— BEGIN Source text —
Thank you for your detailed review.

Comments inline, my changes appear in version 11
<https://datatracker.ietf.org/doc/html/draft-ietf-oauth-native-apps-11>;.

On Mon, May 15, 2017 at 4:41 PM, Elwyn Davies <elwynd@dial.pipex.com>; wrote:

> Reviewer: Elwyn Davies
> Review result: Almost Ready
>
> I am the assigned Gen-ART reviewer for this draft. The General Area
> Review Team (Gen-ART) reviews all IETF documents being processed
> by the IESG for the IETF Chair.  Please treat these comments just
> like any other last call comments.
>
> For more information, please see the FAQ at
>
> <https://trac.ietf.org/trac/gen/wiki/GenArtfaq>;.
>
> Document: draft-ietf-oauth-native-apps-10
> Reviewer: Elwyn Davies
> Review Date: 2017-05-15
> IETF LC End Date: 2017-05-16
> IESG Telechat date: 2017-05-25
>
> Summary: Almost ready.  A couple of simple minor issues could do with
> addressing.
>
> Major issues:
> None.
>
> Minor issues:
> s3: "browser":  The browser that acts as the Oauth user-agent is
> conflated with the user's choice of default browser.  Firstly this is
> not something that is discussed in RFC 6749.  Secondly, the concept of
> 'default browser' would normally be thought of by users as the browser
> that is used to display the content associated with hyperlinks rather
> than providing Oauth services.  I suggest that the implication in the
> body of the draft that 'the browser' is the user selected or system
> selected default browser needs to be at least discussed explicitly
> rather than buried in the terminology definitions in s3.  I wonder
> whether ths connection is something that should be made by a separate
> OS setting or a setting in each native app rather than conflated with
> the default browser.  The term "designated browser" might be useful.
— END Source text —
#### Directive 1
From the Gen-ART review, reproduce the passage that begins at the words "On Mon, May" and stops after the words "last call comments.".
#### Directive 2
Translate this sentence from the Gen-ART review into German: "Firstly this is not something that is discussed in RFC 6749."
The listing comes from a separate, unrelated source.
— BEGIN Provided material —
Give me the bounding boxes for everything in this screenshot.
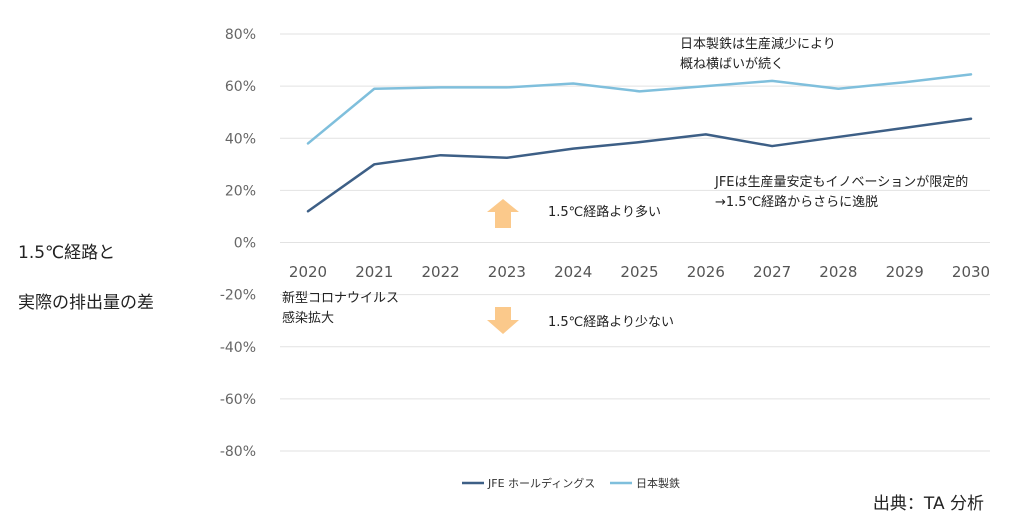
— END Provided material —
#### Correct response 1
On Mon, May 15, 2017 at 4:41 PM, Elwyn Davies <elwynd@dial.pipex.com>; wrote:

> Reviewer: Elwyn Davies
> Review result: Almost Ready
>
> I am the assigned Gen-ART reviewer for this draft. The General Area
> Review Team (Gen-ART) reviews all IETF documents being processed
> by the IESG for the IETF Chair.  Please treat these comments just
> like any other last call comments.

#### Correct response 2
Erstens ist dies nichts, was in RFC 6749 behandelt wird.